Given problem
Retype all of the entries word for word.

(Records from a data source)
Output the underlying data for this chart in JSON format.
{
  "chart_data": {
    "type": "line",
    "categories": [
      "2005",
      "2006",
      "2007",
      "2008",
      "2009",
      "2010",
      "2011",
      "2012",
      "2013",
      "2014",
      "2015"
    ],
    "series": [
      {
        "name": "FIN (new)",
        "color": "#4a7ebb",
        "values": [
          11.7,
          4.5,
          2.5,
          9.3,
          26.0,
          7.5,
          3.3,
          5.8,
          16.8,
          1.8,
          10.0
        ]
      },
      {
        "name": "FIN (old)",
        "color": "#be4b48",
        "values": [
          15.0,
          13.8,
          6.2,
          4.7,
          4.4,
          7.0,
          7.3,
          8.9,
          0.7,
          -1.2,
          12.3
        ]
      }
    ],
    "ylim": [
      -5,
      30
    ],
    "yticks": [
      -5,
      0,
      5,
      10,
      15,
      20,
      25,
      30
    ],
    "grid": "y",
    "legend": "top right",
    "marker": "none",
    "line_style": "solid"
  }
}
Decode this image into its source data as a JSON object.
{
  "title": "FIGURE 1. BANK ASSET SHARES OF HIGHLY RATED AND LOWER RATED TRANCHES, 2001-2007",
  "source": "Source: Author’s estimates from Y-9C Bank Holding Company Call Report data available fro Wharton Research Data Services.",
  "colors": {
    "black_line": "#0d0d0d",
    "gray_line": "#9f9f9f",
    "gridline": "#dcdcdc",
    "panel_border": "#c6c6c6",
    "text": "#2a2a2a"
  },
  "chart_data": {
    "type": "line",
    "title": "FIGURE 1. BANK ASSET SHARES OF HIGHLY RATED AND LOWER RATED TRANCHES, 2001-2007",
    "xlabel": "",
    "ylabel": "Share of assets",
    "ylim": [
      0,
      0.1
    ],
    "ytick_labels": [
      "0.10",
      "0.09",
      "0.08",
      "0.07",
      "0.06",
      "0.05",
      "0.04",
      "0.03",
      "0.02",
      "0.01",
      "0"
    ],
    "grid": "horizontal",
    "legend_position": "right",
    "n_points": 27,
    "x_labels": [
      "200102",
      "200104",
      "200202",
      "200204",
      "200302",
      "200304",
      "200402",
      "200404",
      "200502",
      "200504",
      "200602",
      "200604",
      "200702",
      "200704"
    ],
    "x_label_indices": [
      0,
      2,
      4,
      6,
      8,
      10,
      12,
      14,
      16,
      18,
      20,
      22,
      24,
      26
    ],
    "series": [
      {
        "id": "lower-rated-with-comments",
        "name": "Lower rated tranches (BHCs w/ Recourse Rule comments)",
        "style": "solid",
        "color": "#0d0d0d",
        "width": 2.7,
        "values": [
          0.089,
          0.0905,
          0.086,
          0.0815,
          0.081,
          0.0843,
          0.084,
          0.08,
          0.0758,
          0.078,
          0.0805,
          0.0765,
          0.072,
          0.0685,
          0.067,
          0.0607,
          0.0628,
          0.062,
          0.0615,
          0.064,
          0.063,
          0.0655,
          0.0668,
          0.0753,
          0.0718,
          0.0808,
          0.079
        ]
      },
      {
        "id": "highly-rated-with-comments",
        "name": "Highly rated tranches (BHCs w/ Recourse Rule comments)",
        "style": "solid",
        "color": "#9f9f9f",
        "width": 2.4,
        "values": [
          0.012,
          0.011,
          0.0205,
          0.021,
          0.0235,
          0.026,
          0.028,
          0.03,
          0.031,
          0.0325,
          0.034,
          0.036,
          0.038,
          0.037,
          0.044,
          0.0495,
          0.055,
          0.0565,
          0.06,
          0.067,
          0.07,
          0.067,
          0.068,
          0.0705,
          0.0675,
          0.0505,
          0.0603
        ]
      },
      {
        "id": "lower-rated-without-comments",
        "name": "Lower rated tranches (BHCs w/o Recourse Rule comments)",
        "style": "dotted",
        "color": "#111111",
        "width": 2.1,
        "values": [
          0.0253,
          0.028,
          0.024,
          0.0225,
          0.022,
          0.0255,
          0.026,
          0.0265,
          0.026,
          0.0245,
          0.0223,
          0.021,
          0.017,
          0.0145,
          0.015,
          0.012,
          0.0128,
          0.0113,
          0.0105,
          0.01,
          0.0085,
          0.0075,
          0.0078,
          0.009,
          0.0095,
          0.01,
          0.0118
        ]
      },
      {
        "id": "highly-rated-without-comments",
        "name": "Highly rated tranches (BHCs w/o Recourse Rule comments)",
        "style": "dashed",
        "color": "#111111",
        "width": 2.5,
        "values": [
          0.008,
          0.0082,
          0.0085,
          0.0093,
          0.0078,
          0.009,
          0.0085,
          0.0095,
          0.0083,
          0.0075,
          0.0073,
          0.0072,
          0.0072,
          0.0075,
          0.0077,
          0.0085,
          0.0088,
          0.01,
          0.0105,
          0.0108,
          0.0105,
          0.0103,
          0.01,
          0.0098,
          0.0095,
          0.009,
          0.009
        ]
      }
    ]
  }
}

Finished exercise
Output the underlying data for this chart in JSON format.
{
  "chart_data": {
    "type": "line",
    "categories": [
      "2005",
      "2006",
      "2007",
      "2008",
      "2009",
      "2010",
      "2011",
      "2012",
      "2013",
      "2014",
      "2015"
    ],
    "series": [
      {
        "name": "FIN (new)",
        "color": "#4a7ebb",
        "values": [
          11.7,
          4.5,
          2.5,
          9.3,
          26.0,
          7.5,
          3.3,
          5.8,
          16.8,
          1.8,
          10.0
        ]
      },
      {
        "name": "FIN (old)",
        "color": "#be4b48",
        "values": [
          15.0,
          13.8,
          6.2,
          4.7,
          4.4,
          7.0,
          7.3,
          8.9,
          0.7,
          -1.2,
          12.3
        ]
      }
    ],
    "ylim": [
      -5,
      30
    ],
    "yticks": [
      -5,
      0,
      5,
      10,
      15,
      20,
      25,
      30
    ],
    "grid": "y",
    "legend": "top right",
    "marker": "none",
    "line_style": "solid"
  }
}
Decode this image into its source data as a JSON object.
{
  "title": "FIGURE 1. BANK ASSET SHARES OF HIGHLY RATED AND LOWER RATED TRANCHES, 2001-2007",
  "source": "Source: Author’s estimates from Y-9C Bank Holding Company Call Report data available fro Wharton Research Data Services.",
  "colors": {
    "black_line": "#0d0d0d",
    "gray_line": "#9f9f9f",
    "gridline": "#dcdcdc",
    "panel_border": "#c6c6c6",
    "text": "#2a2a2a"
  },
  "chart_data": {
    "type": "line",
    "title": "FIGURE 1. BANK ASSET SHARES OF HIGHLY RATED AND LOWER RATED TRANCHES, 2001-2007",
    "xlabel": "",
    "ylabel": "Share of assets",
    "ylim": [
      0,
      0.1
    ],
    "ytick_labels": [
      "0.10",
      "0.09",
      "0.08",
      "0.07",
      "0.06",
      "0.05",
      "0.04",
      "0.03",
      "0.02",
      "0.01",
      "0"
    ],
    "grid": "horizontal",
    "legend_position": "right",
    "n_points": 27,
    "x_labels": [
      "200102",
      "200104",
      "200202",
      "200204",
      "200302",
      "200304",
      "200402",
      "200404",
      "200502",
      "200504",
      "200602",
      "200604",
      "200702",
      "200704"
    ],
    "x_label_indices": [
      0,
      2,
      4,
      6,
      8,
      10,
      12,
      14,
      16,
      18,
      20,
      22,
      24,
      26
    ],
    "series": [
      {
        "id": "lower-rated-with-comments",
        "name": "Lower rated tranches (BHCs w/ Recourse Rule comments)",
        "style": "solid",
        "color": "#0d0d0d",
        "width": 2.7,
        "values": [
          0.089,
          0.0905,
          0.086,
          0.0815,
          0.081,
          0.0843,
          0.084,
          0.08,
          0.0758,
          0.078,
          0.0805,
          0.0765,
          0.072,
          0.0685,
          0.067,
          0.0607,
          0.0628,
          0.062,
          0.0615,
          0.064,
          0.063,
          0.0655,
          0.0668,
          0.0753,
          0.0718,
          0.0808,
          0.079
        ]
      },
      {
        "id": "highly-rated-with-comments",
        "name": "Highly rated tranches (BHCs w/ Recourse Rule comments)",
        "style": "solid",
        "color": "#9f9f9f",
        "width": 2.4,
        "values": [
          0.012,
          0.011,
          0.0205,
          0.021,
          0.0235,
          0.026,
          0.028,
          0.03,
          0.031,
          0.0325,
          0.034,
          0.036,
          0.038,
          0.037,
          0.044,
          0.0495,
          0.055,
          0.0565,
          0.06,
          0.067,
          0.07,
          0.067,
          0.068,
          0.0705,
          0.0675,
          0.0505,
          0.0603
        ]
      },
      {
        "id": "lower-rated-without-comments",
        "name": "Lower rated tranches (BHCs w/o Recourse Rule comments)",
        "style": "dotted",
        "color": "#111111",
        "width": 2.1,
        "values": [
          0.0253,
          0.028,
          0.024,
          0.0225,
          0.022,
          0.0255,
          0.026,
          0.0265,
          0.026,
          0.0245,
          0.0223,
          0.021,
          0.017,
          0.0145,
          0.015,
          0.012,
          0.0128,
          0.0113,
          0.0105,
          0.01,
          0.0085,
          0.0075,
          0.0078,
          0.009,
          0.0095,
          0.01,
          0.0118
        ]
      },
      {
        "id": "highly-rated-without-comments",
        "name": "Highly rated tranches (BHCs w/o Recourse Rule comments)",
        "style": "dashed",
        "color": "#111111",
        "width": 2.5,
        "values": [
          0.008,
          0.0082,
          0.0085,
          0.0093,
          0.0078,
          0.009,
          0.0085,
          0.0095,
          0.0083,
          0.0075,
          0.0073,
          0.0072,
          0.0072,
          0.0075,
          0.0077,
          0.0085,
          0.0088,
          0.01,
          0.0105,
          0.0108,
          0.0105,
          0.0103,
          0.01,
          0.0098,
          0.0095,
          0.009,
          0.009
        ]
      }
    ]
  }
}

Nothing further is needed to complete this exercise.